Records from a data collection:
^^^^

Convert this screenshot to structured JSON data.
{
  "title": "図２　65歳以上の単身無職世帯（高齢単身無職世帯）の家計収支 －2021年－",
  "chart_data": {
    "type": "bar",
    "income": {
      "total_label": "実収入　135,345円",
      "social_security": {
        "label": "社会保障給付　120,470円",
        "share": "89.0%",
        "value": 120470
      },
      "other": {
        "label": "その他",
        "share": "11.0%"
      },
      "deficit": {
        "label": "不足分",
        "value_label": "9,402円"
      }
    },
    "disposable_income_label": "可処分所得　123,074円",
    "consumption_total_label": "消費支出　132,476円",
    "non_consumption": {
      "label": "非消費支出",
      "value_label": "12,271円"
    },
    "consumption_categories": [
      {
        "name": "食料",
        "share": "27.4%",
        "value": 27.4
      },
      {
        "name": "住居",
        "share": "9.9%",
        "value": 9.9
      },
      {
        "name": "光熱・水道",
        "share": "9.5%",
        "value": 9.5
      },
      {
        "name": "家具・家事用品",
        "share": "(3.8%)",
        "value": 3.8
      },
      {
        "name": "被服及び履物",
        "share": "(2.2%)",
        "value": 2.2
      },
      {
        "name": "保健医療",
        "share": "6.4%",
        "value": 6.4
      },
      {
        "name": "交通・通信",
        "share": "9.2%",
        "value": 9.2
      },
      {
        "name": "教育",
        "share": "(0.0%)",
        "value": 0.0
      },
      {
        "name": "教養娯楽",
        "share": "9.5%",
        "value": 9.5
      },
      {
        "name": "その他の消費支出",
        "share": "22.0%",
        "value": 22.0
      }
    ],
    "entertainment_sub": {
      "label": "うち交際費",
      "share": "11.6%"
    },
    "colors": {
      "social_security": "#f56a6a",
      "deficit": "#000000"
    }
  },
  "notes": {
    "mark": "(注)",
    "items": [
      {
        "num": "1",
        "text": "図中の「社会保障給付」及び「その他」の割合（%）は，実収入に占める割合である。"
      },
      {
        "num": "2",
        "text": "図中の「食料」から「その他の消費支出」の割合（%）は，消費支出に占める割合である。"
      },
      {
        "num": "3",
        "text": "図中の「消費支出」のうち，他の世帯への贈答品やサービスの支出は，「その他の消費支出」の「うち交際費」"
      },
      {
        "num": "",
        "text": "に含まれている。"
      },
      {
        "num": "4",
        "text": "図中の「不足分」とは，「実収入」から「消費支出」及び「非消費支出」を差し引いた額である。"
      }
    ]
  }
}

^^^^

[Task brief]
Which lines hold the string "text"? List them all.

[Response]
        "text": "図中の「社会保障給付」及び「その他」の割合（%）は，実収入に占める割合である。"
        "text": "図中の「食料」から「その他の消費支出」の割合（%）は，消費支出に占める割合である。"
        "text": "図中の「消費支出」のうち，他の世帯への贈答品やサービスの支出は，「その他の消費支出」の「うち交際費」"
        "text": "に含まれている。"
        "text": "図中の「不足分」とは，「実収入」から「消費支出」及び「非消費支出」を差し引いた額である。"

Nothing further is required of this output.